* WHAT THE TASK REQUIRES
Read the entries below and pull out each line with the string "Trusted".

= = = = =

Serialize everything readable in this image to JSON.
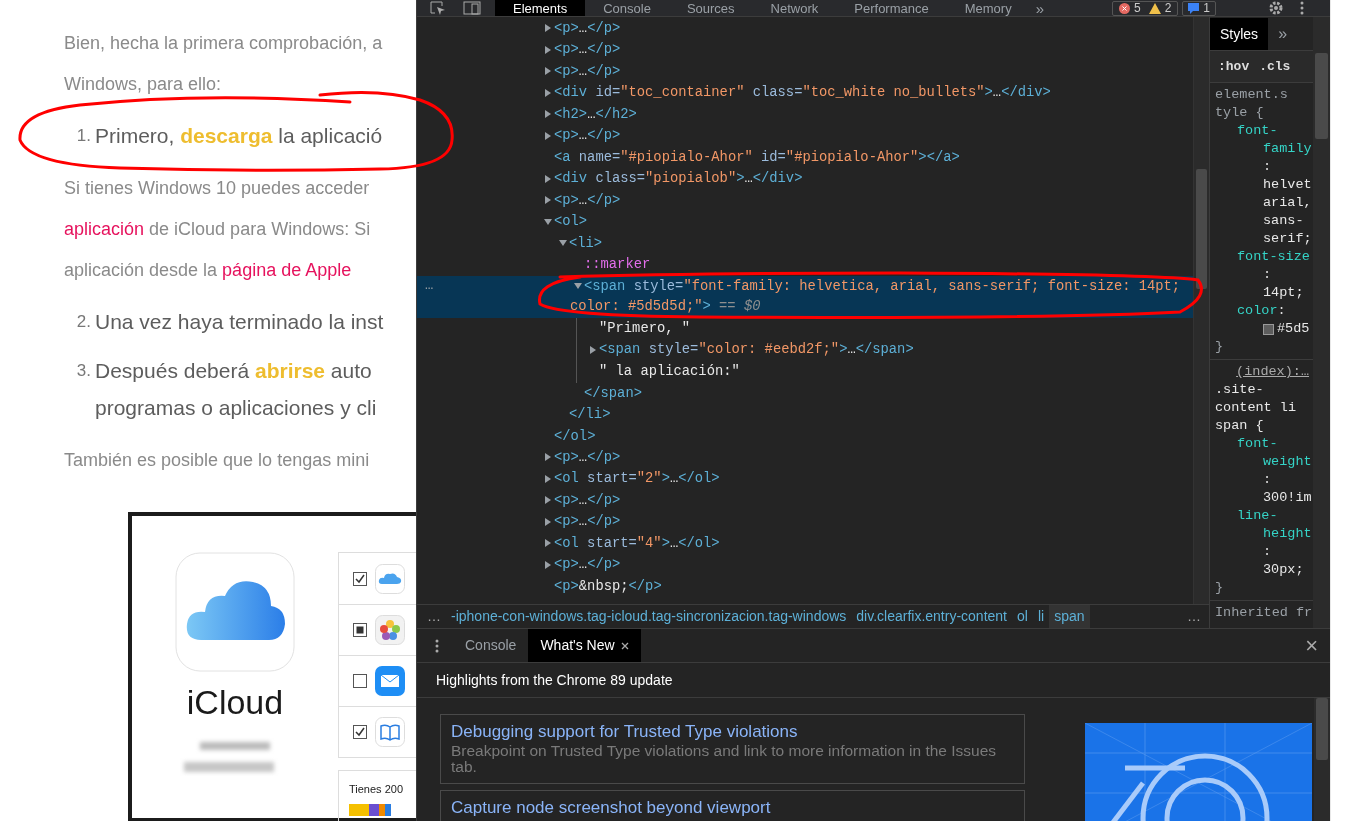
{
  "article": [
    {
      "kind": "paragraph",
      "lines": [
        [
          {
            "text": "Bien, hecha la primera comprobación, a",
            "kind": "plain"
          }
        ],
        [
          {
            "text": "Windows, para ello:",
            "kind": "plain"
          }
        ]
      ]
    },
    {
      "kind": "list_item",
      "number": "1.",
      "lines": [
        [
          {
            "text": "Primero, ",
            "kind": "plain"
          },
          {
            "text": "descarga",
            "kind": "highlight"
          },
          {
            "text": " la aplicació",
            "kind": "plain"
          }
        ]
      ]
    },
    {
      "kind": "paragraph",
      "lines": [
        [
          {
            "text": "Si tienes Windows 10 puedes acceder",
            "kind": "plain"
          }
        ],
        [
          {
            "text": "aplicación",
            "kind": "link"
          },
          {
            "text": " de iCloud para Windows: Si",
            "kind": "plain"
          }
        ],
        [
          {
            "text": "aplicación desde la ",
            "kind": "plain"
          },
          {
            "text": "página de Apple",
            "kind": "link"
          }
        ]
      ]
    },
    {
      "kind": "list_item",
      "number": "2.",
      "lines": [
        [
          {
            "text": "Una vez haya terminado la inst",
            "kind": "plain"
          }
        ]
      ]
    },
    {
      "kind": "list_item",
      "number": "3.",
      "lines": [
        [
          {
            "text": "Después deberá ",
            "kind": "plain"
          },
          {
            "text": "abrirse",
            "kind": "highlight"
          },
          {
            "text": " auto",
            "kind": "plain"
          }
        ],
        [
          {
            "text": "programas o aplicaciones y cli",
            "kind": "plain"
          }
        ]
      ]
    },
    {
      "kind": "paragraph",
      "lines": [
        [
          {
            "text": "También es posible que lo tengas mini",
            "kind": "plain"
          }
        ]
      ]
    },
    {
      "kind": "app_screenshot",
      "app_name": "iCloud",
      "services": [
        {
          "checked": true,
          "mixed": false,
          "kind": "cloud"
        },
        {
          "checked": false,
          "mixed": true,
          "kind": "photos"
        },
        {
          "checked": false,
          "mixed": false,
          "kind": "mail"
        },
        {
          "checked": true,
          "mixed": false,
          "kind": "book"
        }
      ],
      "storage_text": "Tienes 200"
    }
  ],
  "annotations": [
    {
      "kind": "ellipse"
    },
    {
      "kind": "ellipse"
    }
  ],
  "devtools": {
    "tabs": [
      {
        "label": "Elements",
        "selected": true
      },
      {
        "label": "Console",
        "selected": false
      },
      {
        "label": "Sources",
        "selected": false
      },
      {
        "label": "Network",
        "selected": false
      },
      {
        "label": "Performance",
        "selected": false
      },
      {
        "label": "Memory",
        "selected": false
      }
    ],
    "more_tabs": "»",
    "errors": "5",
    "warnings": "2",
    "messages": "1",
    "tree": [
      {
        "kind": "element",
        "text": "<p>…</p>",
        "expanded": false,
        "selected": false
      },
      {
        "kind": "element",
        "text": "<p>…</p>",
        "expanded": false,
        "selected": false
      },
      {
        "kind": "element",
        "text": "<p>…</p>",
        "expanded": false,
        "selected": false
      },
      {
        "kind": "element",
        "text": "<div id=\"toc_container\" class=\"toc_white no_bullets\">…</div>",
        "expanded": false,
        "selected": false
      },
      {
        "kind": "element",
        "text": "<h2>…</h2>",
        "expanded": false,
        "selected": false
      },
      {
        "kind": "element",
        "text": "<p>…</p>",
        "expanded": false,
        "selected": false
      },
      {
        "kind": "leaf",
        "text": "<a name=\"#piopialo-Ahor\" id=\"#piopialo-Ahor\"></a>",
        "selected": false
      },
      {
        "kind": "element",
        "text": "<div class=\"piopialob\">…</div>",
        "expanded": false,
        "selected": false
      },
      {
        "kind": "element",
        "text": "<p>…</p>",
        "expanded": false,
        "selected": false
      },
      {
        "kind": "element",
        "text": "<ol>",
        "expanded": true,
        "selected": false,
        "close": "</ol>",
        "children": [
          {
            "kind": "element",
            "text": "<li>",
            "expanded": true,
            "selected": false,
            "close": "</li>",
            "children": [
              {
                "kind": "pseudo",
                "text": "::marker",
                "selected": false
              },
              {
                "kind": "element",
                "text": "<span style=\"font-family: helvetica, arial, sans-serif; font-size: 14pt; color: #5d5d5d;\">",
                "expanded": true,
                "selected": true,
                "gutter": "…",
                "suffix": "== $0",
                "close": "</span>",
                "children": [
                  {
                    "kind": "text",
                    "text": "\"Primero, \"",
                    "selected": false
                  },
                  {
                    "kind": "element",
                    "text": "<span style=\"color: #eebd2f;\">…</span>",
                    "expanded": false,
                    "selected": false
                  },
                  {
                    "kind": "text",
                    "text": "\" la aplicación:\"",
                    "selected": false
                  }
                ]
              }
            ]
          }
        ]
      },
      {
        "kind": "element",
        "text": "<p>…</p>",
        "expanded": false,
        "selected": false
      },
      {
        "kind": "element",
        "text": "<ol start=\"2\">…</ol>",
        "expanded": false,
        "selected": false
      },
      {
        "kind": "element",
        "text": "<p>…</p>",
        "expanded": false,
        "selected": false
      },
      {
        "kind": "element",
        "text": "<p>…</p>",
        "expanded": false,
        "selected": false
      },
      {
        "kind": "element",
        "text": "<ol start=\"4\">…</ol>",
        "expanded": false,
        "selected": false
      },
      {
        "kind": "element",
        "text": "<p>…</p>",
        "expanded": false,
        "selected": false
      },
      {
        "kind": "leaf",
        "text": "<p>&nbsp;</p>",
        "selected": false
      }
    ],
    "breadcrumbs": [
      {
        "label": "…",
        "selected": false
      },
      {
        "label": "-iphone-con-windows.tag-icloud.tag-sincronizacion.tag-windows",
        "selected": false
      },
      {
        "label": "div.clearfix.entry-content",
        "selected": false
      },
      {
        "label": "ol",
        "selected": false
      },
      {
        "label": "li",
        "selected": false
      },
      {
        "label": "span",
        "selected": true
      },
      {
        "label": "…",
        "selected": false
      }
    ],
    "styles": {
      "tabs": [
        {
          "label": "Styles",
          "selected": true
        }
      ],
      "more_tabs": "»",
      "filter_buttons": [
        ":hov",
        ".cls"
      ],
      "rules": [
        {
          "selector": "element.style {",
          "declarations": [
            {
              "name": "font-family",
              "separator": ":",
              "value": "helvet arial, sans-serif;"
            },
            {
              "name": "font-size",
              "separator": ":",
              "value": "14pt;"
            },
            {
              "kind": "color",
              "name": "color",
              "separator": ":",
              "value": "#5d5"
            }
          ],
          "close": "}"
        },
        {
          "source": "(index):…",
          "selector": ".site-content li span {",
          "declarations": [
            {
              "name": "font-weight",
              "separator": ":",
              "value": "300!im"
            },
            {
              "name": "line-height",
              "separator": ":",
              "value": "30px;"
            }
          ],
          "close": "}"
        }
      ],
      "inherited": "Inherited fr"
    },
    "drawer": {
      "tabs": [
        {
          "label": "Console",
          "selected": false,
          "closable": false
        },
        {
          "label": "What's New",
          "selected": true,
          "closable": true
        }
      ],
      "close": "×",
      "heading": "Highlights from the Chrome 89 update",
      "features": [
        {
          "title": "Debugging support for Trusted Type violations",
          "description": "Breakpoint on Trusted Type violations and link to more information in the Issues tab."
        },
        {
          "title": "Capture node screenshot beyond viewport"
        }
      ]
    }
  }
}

= = = = =

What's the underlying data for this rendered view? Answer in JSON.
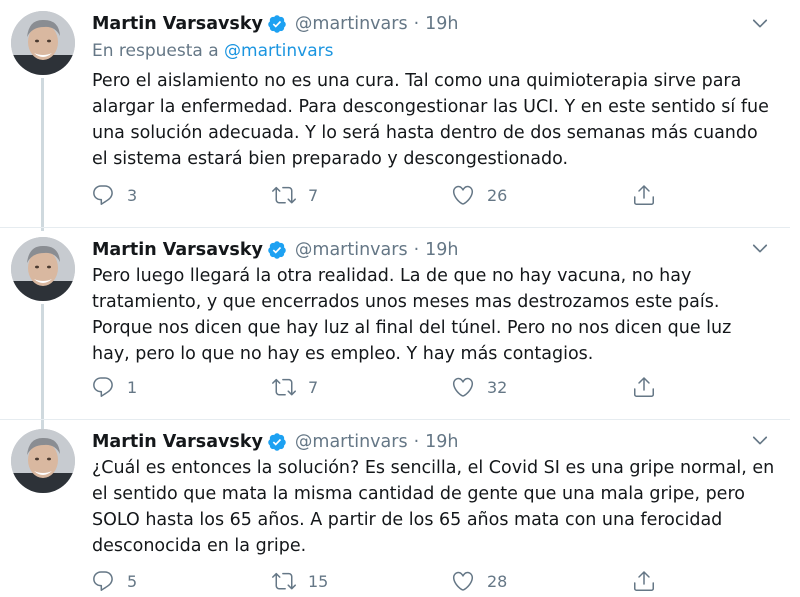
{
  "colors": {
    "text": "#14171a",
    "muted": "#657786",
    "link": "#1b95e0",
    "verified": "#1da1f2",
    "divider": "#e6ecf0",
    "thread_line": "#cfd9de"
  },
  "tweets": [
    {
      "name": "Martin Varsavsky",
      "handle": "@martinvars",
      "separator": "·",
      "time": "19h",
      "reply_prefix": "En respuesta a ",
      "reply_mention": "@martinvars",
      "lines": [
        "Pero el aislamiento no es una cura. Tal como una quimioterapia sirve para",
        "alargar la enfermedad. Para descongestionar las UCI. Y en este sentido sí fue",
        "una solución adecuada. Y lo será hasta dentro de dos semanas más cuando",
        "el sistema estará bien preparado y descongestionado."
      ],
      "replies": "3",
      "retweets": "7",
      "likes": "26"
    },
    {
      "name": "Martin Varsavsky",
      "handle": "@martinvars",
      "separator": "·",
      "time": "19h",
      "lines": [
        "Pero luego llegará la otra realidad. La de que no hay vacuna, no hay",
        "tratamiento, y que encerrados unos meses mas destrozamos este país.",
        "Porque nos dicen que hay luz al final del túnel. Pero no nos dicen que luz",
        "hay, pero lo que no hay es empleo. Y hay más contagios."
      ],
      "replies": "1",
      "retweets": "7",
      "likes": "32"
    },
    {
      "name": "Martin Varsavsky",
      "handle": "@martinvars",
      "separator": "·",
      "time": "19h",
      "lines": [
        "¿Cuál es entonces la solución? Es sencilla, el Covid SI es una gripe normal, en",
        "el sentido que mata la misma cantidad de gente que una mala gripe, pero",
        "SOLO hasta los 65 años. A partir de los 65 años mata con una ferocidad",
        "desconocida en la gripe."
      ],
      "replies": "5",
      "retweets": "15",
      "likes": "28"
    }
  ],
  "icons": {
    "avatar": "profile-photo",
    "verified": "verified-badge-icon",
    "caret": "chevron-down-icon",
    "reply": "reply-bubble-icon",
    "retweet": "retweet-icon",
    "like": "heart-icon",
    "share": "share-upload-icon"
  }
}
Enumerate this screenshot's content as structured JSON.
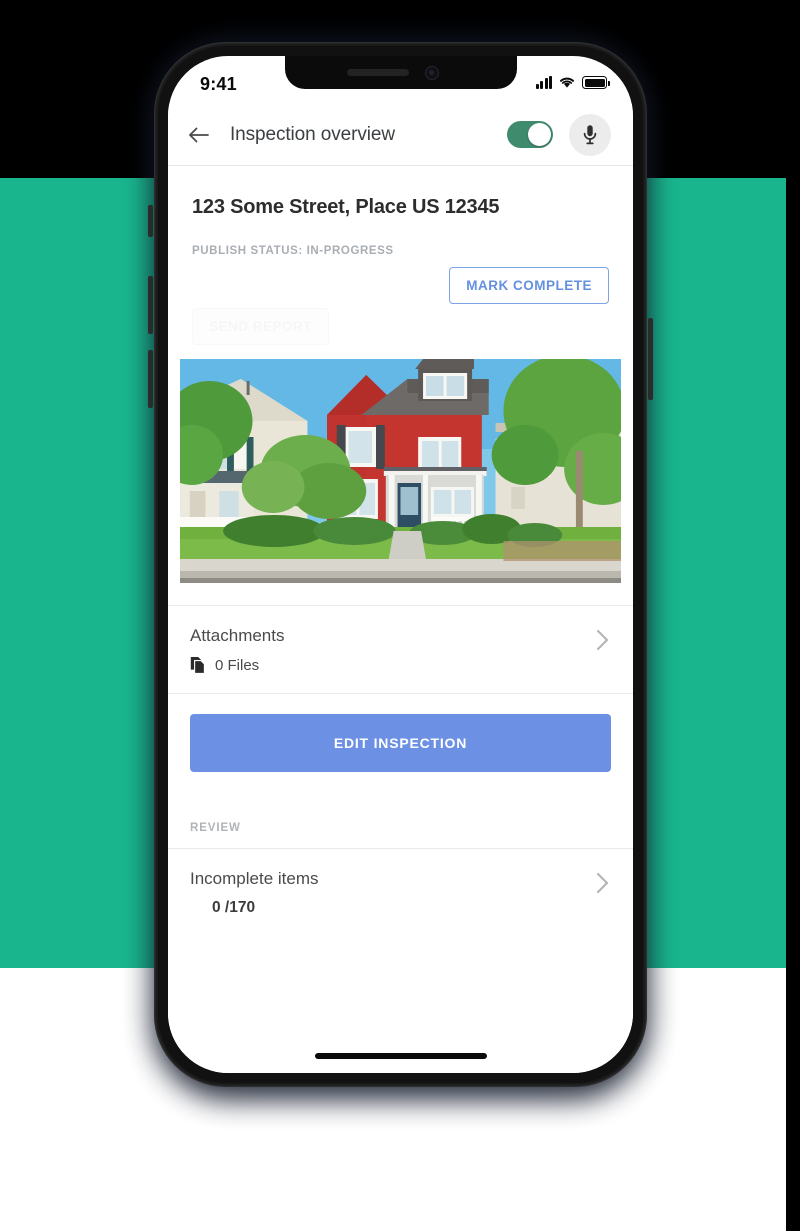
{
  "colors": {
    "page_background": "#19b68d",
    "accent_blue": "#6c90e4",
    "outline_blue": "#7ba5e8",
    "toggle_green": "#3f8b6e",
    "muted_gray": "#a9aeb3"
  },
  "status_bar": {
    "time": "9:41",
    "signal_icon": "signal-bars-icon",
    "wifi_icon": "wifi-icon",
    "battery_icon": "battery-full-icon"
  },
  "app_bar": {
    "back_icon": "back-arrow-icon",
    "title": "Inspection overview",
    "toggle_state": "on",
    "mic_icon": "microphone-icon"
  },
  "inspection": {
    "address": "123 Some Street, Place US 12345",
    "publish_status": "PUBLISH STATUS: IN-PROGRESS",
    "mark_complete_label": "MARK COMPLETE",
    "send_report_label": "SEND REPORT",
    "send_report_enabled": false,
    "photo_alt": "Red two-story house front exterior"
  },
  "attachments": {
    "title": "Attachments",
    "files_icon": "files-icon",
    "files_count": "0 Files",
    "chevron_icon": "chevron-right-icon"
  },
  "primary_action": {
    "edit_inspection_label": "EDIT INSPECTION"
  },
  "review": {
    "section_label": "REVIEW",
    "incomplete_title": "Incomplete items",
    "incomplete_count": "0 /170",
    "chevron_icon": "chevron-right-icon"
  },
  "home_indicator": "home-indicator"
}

= = = = =

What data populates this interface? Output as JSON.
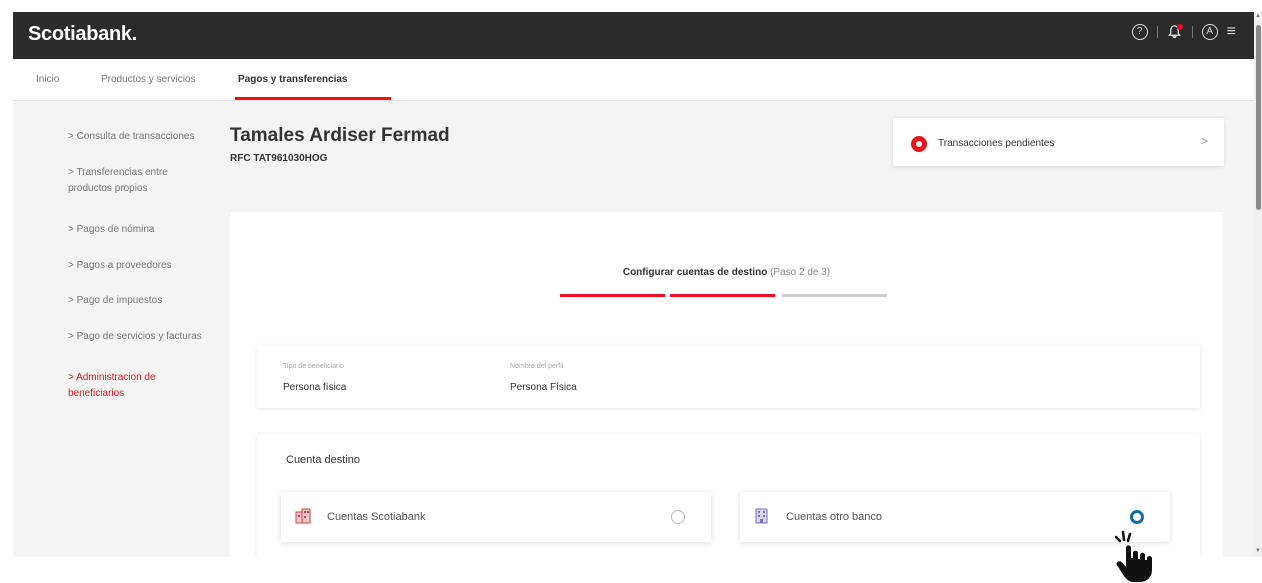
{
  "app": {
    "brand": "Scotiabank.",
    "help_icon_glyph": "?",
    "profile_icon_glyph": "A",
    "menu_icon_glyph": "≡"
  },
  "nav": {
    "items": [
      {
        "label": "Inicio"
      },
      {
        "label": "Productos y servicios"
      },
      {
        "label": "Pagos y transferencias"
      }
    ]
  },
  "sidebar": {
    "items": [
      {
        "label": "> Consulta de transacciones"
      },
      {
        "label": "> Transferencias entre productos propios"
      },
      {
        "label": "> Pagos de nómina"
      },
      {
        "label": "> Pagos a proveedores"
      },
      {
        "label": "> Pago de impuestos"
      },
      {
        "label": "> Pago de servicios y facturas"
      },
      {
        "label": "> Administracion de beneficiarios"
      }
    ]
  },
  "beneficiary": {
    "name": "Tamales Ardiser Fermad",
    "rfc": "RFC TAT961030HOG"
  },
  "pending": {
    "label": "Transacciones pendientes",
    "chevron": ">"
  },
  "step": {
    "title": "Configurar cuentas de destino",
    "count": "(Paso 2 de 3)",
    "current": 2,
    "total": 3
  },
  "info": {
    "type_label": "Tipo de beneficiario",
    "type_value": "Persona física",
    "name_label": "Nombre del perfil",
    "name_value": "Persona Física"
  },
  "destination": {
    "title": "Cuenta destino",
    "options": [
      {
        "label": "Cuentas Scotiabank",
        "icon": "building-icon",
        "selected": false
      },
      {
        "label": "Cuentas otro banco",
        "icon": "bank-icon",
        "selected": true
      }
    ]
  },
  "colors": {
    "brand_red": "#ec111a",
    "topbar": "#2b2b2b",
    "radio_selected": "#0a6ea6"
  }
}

= = = = =

* REPLY
          "title": "Debugging support for Trusted Type violations",
          "description": "Breakpoint on Trusted Type violations and link to more information in the Issues tab."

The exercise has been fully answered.